◆ Written task ◆
Using the entries that follow, state how many lines contain the word "median". The response is that number and nothing more.

◆ The records ◆
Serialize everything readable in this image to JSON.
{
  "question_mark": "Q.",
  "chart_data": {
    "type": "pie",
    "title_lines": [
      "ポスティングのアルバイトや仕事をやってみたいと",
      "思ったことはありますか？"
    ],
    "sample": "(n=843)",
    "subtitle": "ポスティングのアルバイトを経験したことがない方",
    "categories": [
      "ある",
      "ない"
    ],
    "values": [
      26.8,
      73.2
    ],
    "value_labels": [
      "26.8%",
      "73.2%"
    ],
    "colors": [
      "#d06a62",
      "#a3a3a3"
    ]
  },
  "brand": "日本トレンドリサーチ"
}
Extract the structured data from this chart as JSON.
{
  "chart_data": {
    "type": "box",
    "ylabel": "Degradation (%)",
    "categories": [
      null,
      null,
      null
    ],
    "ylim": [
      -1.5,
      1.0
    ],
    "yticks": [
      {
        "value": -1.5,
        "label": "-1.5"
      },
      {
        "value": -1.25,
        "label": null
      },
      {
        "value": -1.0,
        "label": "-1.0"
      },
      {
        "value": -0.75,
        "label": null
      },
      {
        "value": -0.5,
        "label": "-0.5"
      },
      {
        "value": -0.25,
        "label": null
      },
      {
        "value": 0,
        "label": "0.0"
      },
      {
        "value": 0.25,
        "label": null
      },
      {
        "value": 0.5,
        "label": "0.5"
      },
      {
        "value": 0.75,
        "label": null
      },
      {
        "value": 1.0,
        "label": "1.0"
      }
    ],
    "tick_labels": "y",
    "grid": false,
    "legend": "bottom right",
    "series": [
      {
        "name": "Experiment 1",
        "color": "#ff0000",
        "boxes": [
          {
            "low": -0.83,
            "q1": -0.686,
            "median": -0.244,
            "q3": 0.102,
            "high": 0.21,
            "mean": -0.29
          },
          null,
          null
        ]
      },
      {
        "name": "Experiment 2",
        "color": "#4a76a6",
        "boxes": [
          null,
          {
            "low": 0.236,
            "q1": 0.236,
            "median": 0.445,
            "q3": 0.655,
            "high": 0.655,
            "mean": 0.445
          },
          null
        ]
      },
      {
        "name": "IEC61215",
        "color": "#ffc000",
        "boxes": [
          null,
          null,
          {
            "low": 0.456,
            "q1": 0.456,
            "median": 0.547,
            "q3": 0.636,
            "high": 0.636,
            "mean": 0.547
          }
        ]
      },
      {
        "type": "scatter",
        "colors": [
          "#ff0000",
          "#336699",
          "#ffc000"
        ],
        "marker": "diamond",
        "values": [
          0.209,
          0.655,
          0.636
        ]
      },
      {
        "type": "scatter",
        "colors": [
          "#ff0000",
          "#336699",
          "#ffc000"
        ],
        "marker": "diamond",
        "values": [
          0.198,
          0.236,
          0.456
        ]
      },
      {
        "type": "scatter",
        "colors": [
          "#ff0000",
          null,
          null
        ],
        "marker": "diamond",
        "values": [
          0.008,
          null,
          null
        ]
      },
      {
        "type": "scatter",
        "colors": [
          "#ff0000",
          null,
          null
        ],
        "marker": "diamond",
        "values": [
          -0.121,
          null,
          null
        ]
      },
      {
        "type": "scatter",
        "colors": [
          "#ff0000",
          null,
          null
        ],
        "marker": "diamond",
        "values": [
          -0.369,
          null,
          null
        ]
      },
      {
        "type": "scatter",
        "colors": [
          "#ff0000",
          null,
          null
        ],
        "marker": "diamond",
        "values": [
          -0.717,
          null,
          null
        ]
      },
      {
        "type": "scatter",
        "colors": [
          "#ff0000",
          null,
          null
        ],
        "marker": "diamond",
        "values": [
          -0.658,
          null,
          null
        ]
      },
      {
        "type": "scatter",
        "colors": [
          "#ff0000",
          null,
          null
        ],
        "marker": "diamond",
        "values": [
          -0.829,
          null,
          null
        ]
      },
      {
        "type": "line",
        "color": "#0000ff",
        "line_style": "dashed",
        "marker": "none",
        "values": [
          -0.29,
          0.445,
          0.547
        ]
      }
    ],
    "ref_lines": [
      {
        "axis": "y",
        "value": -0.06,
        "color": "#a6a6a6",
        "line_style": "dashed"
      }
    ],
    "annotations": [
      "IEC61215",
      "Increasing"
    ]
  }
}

◆ Task answer ◆
3